Recorded information
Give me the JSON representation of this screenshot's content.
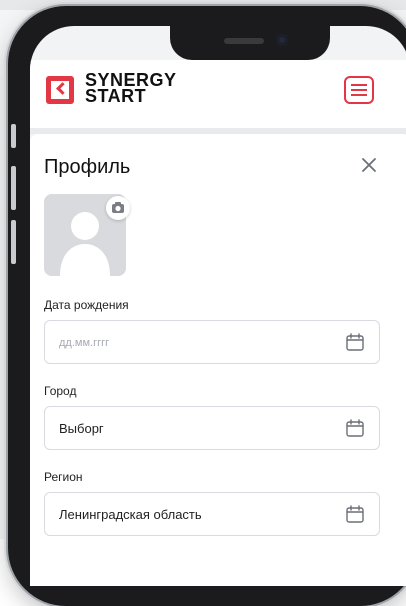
{
  "header": {
    "logo_line1": "SYNERGY",
    "logo_line2": "START"
  },
  "profile": {
    "title": "Профиль",
    "fields": [
      {
        "label": "Дата рождения",
        "value": "",
        "placeholder": "дд.мм.гггг"
      },
      {
        "label": "Город",
        "value": "Выборг",
        "placeholder": ""
      },
      {
        "label": "Регион",
        "value": "Ленинградская область",
        "placeholder": ""
      }
    ]
  },
  "icons": {
    "close": "close-icon",
    "calendar": "calendar-icon",
    "camera": "camera-icon",
    "menu": "hamburger-menu-icon",
    "avatar": "user-silhouette-icon"
  },
  "colors": {
    "brand": "#e23744",
    "text": "#111111",
    "border": "#d9dbe0",
    "placeholder": "#a7aab1"
  }
}
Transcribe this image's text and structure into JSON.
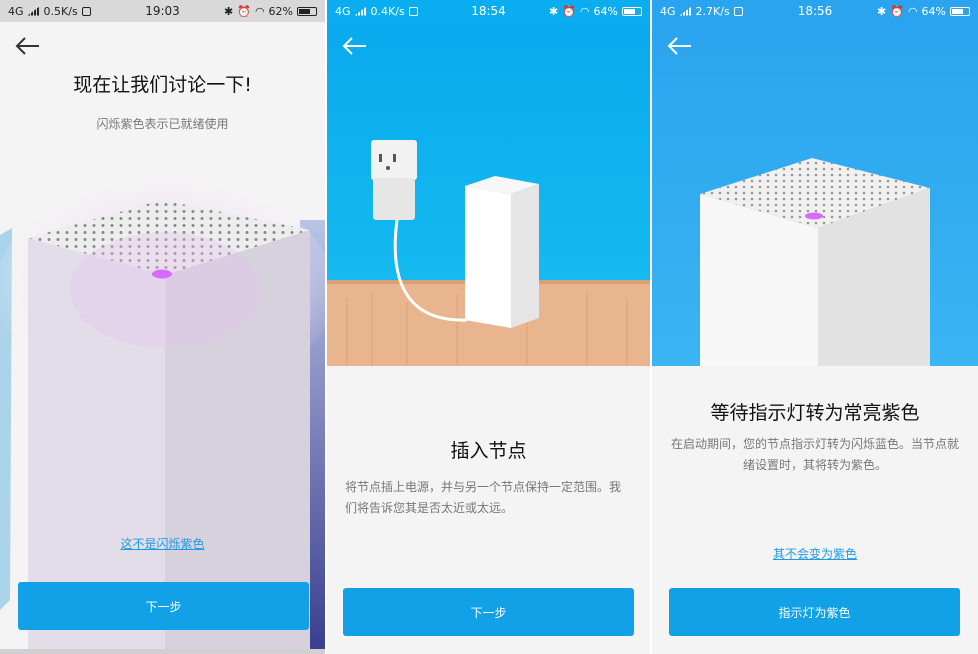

Exercise objective
The records shown above are to be repeated exactly, with the pictures left out.

Solution to the problem
Give me the JSON representation of this screenshot's content.
{
  "header": {
    "logo_line1": "SYNERGY",
    "logo_line2": "START"
  },
  "profile": {
    "title": "Профиль",
    "fields": [
      {
        "label": "Дата рождения",
        "value": "",
        "placeholder": "дд.мм.гггг"
      },
      {
        "label": "Город",
        "value": "Выборг",
        "placeholder": ""
      },
      {
        "label": "Регион",
        "value": "Ленинградская область",
        "placeholder": ""
      }
    ]
  },
  "icons": {
    "close": "close-icon",
    "calendar": "calendar-icon",
    "camera": "camera-icon",
    "menu": "hamburger-menu-icon",
    "avatar": "user-silhouette-icon"
  },
  "colors": {
    "brand": "#e23744",
    "text": "#111111",
    "border": "#d9dbe0",
    "placeholder": "#a7aab1"
  }
}
Transcribe this image's text and structure into JSON.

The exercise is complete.